• What the exercise asks: Tally every line in the following material that has the word "Factores" in it, and answer with that figure alone.

::: Data supplied

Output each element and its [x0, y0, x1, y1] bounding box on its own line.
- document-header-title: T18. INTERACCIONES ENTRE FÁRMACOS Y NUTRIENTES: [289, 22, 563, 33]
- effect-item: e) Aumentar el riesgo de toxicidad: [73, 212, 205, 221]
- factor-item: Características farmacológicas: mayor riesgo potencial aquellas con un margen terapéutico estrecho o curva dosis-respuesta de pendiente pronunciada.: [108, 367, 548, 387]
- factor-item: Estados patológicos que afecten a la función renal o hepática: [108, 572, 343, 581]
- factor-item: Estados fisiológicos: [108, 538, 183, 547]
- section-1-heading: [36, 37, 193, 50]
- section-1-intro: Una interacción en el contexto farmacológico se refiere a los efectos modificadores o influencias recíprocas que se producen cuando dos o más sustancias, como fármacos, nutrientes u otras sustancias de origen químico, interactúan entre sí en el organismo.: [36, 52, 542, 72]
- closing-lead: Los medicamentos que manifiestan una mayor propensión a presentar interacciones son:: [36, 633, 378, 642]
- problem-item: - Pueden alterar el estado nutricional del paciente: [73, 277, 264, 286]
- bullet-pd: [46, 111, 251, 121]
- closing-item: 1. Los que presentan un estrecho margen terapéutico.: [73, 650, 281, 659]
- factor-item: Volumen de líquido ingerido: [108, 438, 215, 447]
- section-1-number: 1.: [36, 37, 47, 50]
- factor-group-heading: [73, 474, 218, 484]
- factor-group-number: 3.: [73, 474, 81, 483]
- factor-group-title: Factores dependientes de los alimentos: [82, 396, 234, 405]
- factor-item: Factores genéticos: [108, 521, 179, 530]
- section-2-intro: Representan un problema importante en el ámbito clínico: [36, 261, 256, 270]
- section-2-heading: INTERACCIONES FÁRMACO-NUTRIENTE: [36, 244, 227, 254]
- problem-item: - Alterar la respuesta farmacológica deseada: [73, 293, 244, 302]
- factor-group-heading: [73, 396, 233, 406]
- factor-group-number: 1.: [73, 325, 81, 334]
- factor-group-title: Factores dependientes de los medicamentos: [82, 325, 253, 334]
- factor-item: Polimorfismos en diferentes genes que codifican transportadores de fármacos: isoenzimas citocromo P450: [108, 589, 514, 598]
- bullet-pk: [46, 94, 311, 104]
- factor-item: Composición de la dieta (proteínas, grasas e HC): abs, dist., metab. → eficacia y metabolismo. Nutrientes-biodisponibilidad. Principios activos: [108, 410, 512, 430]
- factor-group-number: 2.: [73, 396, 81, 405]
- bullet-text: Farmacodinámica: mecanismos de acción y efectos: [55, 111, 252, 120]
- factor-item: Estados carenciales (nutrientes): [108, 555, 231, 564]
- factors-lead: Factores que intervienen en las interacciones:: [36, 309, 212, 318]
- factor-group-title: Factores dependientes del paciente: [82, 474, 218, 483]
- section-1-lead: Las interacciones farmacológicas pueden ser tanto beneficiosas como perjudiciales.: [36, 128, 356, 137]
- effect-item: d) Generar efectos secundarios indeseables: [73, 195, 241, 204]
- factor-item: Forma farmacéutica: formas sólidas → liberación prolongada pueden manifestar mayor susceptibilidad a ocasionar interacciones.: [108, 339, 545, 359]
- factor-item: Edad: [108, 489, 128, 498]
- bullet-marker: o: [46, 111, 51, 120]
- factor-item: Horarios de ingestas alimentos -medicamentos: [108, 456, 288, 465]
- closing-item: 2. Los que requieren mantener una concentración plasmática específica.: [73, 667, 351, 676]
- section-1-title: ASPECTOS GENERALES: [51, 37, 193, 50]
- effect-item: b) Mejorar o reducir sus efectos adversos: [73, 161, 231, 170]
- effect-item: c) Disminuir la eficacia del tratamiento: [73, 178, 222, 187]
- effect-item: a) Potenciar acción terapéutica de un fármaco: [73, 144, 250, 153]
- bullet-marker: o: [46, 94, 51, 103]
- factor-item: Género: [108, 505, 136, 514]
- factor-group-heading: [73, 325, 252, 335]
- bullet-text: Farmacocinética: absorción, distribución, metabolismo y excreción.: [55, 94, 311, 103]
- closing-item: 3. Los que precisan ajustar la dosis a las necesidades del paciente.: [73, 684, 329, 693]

::::::

• Output of the exercise: 5